AIM: Pull every line containing "JSON" out of the material below.

PROVIDED DATA:
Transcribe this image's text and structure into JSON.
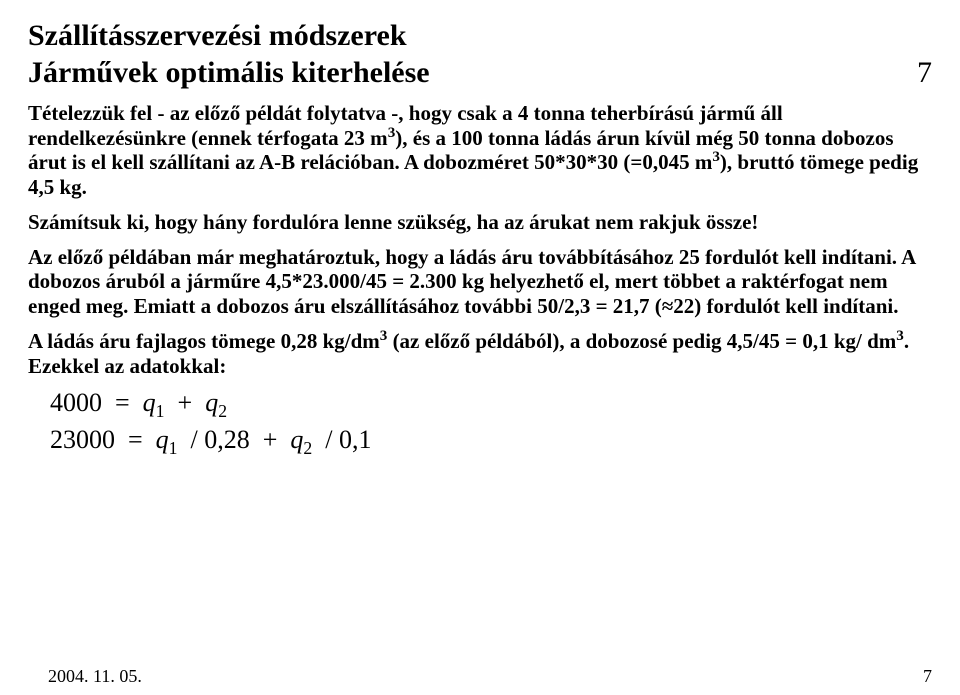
{
  "heading1": "Szállításszervezési módszerek",
  "heading2": "Járművek optimális kiterhelése",
  "page_top": "7",
  "p1_a": "Tételezzük fel - az előző példát folytatva -, hogy csak a 4 tonna teherbírású jármű áll rendelkezésünkre (ennek térfogata 23 m",
  "p1_a_sup": "3",
  "p1_b": "), és a 100 tonna ládás árun kívül még 50 tonna dobozos árut is el kell szállítani az A-B relációban. A dobozméret 50*30*30 (=0,045 m",
  "p1_b_sup": "3",
  "p1_c": "), bruttó tömege pedig 4,5 kg.",
  "p2": "Számítsuk ki, hogy hány fordulóra lenne szükség, ha az árukat nem rakjuk össze!",
  "p3": "Az előző példában már meghatároztuk, hogy a ládás áru továbbításához 25 fordulót kell indítani. A dobozos áruból a járműre 4,5*23.000/45 = 2.300 kg helyezhető el, mert többet a raktérfogat nem enged meg. Emiatt a dobozos áru elszállításához további 50/2,3 = 21,7 (≈22) fordulót kell indítani.",
  "p4_a": "A ládás áru fajlagos tömege 0,28 kg/dm",
  "p4_a_sup": "3",
  "p4_b": " (az előző példából), a dobozosé pedig 4,5/45 = 0,1 kg/ dm",
  "p4_b_sup": "3",
  "p4_c": ". Ezekkel az adatokkal:",
  "eq1_lhs": "4000",
  "eq1_eq": "=",
  "eq1_q": "q",
  "eq1_s1": "1",
  "eq1_plus": "+",
  "eq1_s2": "2",
  "eq2_lhs": "23000",
  "eq2_eq": "=",
  "eq2_q": "q",
  "eq2_s1": "1",
  "eq2_d1": "/ 0,28",
  "eq2_plus": "+",
  "eq2_s2": "2",
  "eq2_d2": "/ 0,1",
  "footer_date": "2004. 11. 05.",
  "footer_page": "7"
}
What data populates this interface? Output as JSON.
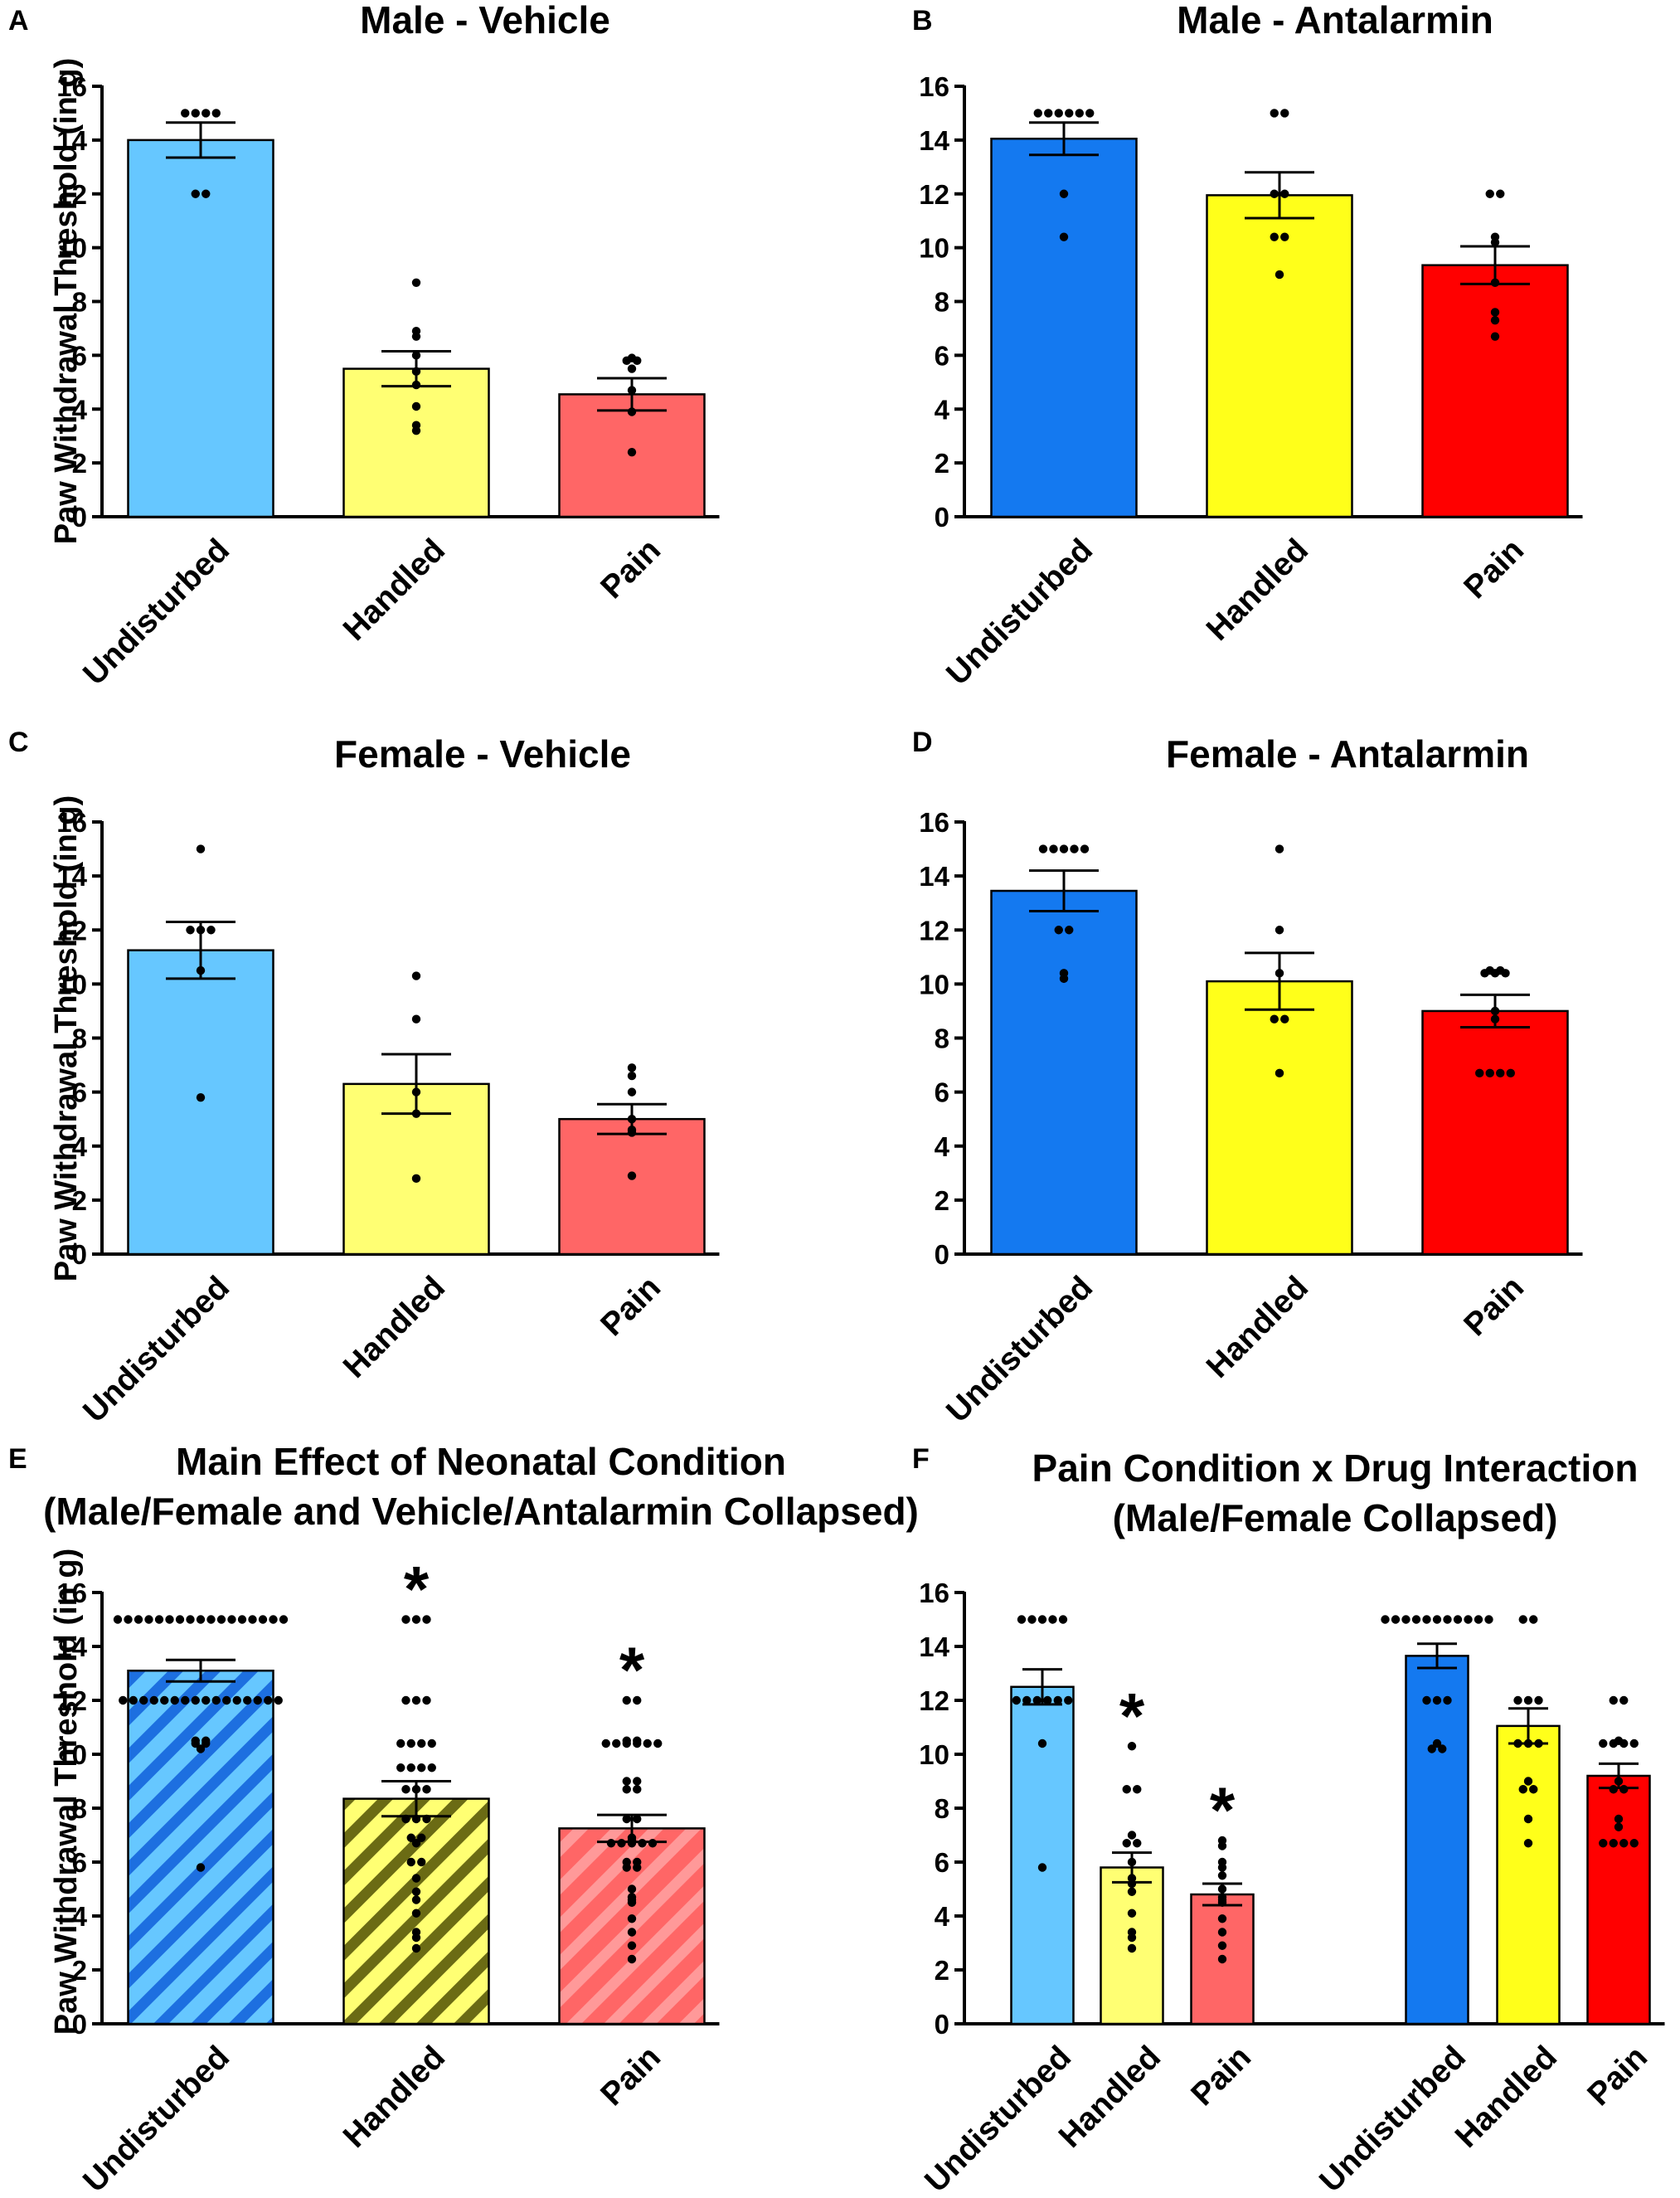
{
  "colors": {
    "light_blue": "#66c7ff",
    "blue": "#1479f0",
    "light_yellow": "#ffff73",
    "yellow": "#ffff1a",
    "light_red": "#ff6666",
    "red": "#ff0000",
    "hatch_blue": "#1d6fe0",
    "hatch_olive": "#6b6b14",
    "hatch_red": "#ff9999"
  },
  "chart_data": [
    {
      "id": "A",
      "type": "bar",
      "panel_label": "A",
      "title": [
        "Male - Vehicle"
      ],
      "ylabel": "Paw Withdrawal Threshold (in g)",
      "ylim": [
        0,
        16
      ],
      "yticks": [
        "0",
        "2",
        "4",
        "6",
        "8",
        "10",
        "12",
        "14",
        "16"
      ],
      "categories": [
        "Undisturbed",
        "Handled",
        "Pain"
      ],
      "values": [
        14.0,
        5.5,
        4.55
      ],
      "sem": [
        0.65,
        0.65,
        0.6
      ],
      "bar_colors": [
        "light_blue",
        "light_yellow",
        "light_red"
      ],
      "points": [
        [
          15,
          15,
          15,
          15,
          12,
          12
        ],
        [
          8.7,
          6.9,
          6.7,
          6.0,
          5.4,
          4.9,
          4.1,
          3.4,
          3.2
        ],
        [
          5.9,
          5.8,
          5.8,
          5.5,
          4.7,
          3.9,
          2.4
        ]
      ]
    },
    {
      "id": "B",
      "type": "bar",
      "panel_label": "B",
      "title": [
        "Male - Antalarmin"
      ],
      "ylabel": "",
      "ylim": [
        0,
        16
      ],
      "yticks": [
        "0",
        "2",
        "4",
        "6",
        "8",
        "10",
        "12",
        "14",
        "16"
      ],
      "categories": [
        "Undisturbed",
        "Handled",
        "Pain"
      ],
      "values": [
        14.05,
        11.95,
        9.35
      ],
      "sem": [
        0.6,
        0.85,
        0.7
      ],
      "bar_colors": [
        "blue",
        "yellow",
        "red"
      ],
      "points": [
        [
          15,
          15,
          15,
          15,
          15,
          15,
          12,
          10.4
        ],
        [
          15,
          15,
          12,
          12,
          10.4,
          10.4,
          9
        ],
        [
          12,
          12,
          10.4,
          10.2,
          8.7,
          7.6,
          7.3,
          6.7
        ]
      ]
    },
    {
      "id": "C",
      "type": "bar",
      "panel_label": "C",
      "title": [
        "Female - Vehicle"
      ],
      "ylabel": "Paw Withdrawal Threshold (in g)",
      "ylim": [
        0,
        16
      ],
      "yticks": [
        "0",
        "2",
        "4",
        "6",
        "8",
        "10",
        "12",
        "14",
        "16"
      ],
      "categories": [
        "Undisturbed",
        "Handled",
        "Pain"
      ],
      "values": [
        11.25,
        6.3,
        5.0
      ],
      "sem": [
        1.05,
        1.1,
        0.55
      ],
      "bar_colors": [
        "light_blue",
        "light_yellow",
        "light_red"
      ],
      "points": [
        [
          15,
          12,
          12,
          12,
          10.5,
          5.8
        ],
        [
          10.3,
          8.7,
          6.0,
          5.2,
          2.8
        ],
        [
          6.9,
          6.6,
          6.0,
          5.0,
          4.6,
          4.5,
          2.9
        ]
      ]
    },
    {
      "id": "D",
      "type": "bar",
      "panel_label": "D",
      "title": [
        "Female - Antalarmin"
      ],
      "ylabel": "",
      "ylim": [
        0,
        16
      ],
      "yticks": [
        "0",
        "2",
        "4",
        "6",
        "8",
        "10",
        "12",
        "14",
        "16"
      ],
      "categories": [
        "Undisturbed",
        "Handled",
        "Pain"
      ],
      "values": [
        13.45,
        10.1,
        9.0
      ],
      "sem": [
        0.75,
        1.05,
        0.6
      ],
      "bar_colors": [
        "blue",
        "yellow",
        "red"
      ],
      "points": [
        [
          15,
          15,
          15,
          15,
          15,
          12,
          12,
          10.4,
          10.2
        ],
        [
          15,
          12,
          10.4,
          8.7,
          8.7,
          6.7
        ],
        [
          10.5,
          10.5,
          10.4,
          10.4,
          10.4,
          9.0,
          8.7,
          6.7,
          6.7,
          6.7,
          6.7
        ]
      ]
    },
    {
      "id": "E",
      "type": "bar",
      "panel_label": "E",
      "title": [
        "Main Effect of Neonatal Condition",
        "(Male/Female and Vehicle/Antalarmin Collapsed)"
      ],
      "ylabel": "Paw Withdrawal Threshold (in g)",
      "ylim": [
        0,
        16
      ],
      "yticks": [
        "0",
        "2",
        "4",
        "6",
        "8",
        "10",
        "12",
        "14",
        "16"
      ],
      "categories": [
        "Undisturbed",
        "Handled",
        "Pain"
      ],
      "values": [
        13.1,
        8.35,
        7.25
      ],
      "sem": [
        0.4,
        0.65,
        0.5
      ],
      "bar_colors": [
        "light_blue",
        "light_yellow",
        "light_red"
      ],
      "hatch_colors": [
        "hatch_blue",
        "hatch_olive",
        "hatch_red"
      ],
      "significance": [
        "",
        "*",
        "*"
      ],
      "points": [
        [
          15,
          15,
          15,
          15,
          15,
          15,
          15,
          15,
          15,
          15,
          15,
          15,
          15,
          15,
          15,
          15,
          15,
          12,
          12,
          12,
          12,
          12,
          12,
          12,
          12,
          12,
          12,
          12,
          12,
          12,
          12,
          12,
          12,
          10.5,
          10.5,
          10.4,
          10.4,
          10.2,
          5.8
        ],
        [
          15,
          15,
          15,
          12,
          12,
          12,
          10.4,
          10.4,
          10.4,
          10.4,
          9.5,
          9.5,
          9.5,
          9.5,
          8.7,
          8.7,
          8.7,
          7.6,
          7.6,
          7.6,
          6.9,
          6.9,
          6.7,
          6.0,
          6.0,
          5.4,
          4.9,
          4.6,
          4.1,
          3.4,
          3.2,
          2.8
        ],
        [
          12,
          12,
          10.5,
          10.5,
          10.4,
          10.4,
          10.4,
          10.4,
          10.4,
          10.4,
          9.0,
          9.0,
          8.7,
          8.7,
          7.6,
          7.6,
          6.9,
          6.8,
          6.7,
          6.7,
          6.7,
          6.7,
          6.7,
          6.0,
          6.0,
          5.8,
          5.8,
          5.0,
          4.7,
          4.6,
          4.5,
          3.9,
          3.4,
          2.9,
          2.4
        ]
      ]
    },
    {
      "id": "F",
      "type": "bar",
      "panel_label": "F",
      "title": [
        "Pain Condition x Drug Interaction",
        "(Male/Female Collapsed)"
      ],
      "ylabel": "",
      "ylim": [
        0,
        16
      ],
      "yticks": [
        "0",
        "2",
        "4",
        "6",
        "8",
        "10",
        "12",
        "14",
        "16"
      ],
      "categories": [
        "Undisturbed",
        "Handled",
        "Pain",
        "Undisturbed",
        "Handled",
        "Pain"
      ],
      "values": [
        12.5,
        5.8,
        4.8,
        13.65,
        11.05,
        9.2
      ],
      "sem": [
        0.65,
        0.55,
        0.4,
        0.45,
        0.65,
        0.45
      ],
      "bar_colors": [
        "light_blue",
        "light_yellow",
        "light_red",
        "blue",
        "yellow",
        "red"
      ],
      "significance": [
        "",
        "*",
        "*",
        "",
        "",
        ""
      ],
      "points": [
        [
          15,
          15,
          15,
          15,
          15,
          12,
          12,
          12,
          12,
          12,
          12,
          10.4,
          5.8
        ],
        [
          10.3,
          8.7,
          8.7,
          7.0,
          6.7,
          6.7,
          6.0,
          5.4,
          5.2,
          4.9,
          4.1,
          3.4,
          3.2,
          2.8
        ],
        [
          6.8,
          6.6,
          6.0,
          5.8,
          5.5,
          5.0,
          4.7,
          4.6,
          4.5,
          3.9,
          3.4,
          2.9,
          2.4
        ],
        [
          15,
          15,
          15,
          15,
          15,
          15,
          15,
          15,
          15,
          15,
          15,
          12,
          12,
          12,
          10.4,
          10.2,
          10.2
        ],
        [
          15,
          15,
          12,
          12,
          12,
          10.4,
          10.4,
          10.4,
          9.0,
          8.7,
          8.7,
          7.6,
          6.7
        ],
        [
          12,
          12,
          10.5,
          10.4,
          10.4,
          10.4,
          10.4,
          9.0,
          8.7,
          8.7,
          7.6,
          7.3,
          6.7,
          6.7,
          6.7,
          6.7
        ]
      ]
    }
  ]
}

EXERCISE ANSWER:
Transcribe this image's text and structure into JSON.
What data populates this interface? Output as JSON.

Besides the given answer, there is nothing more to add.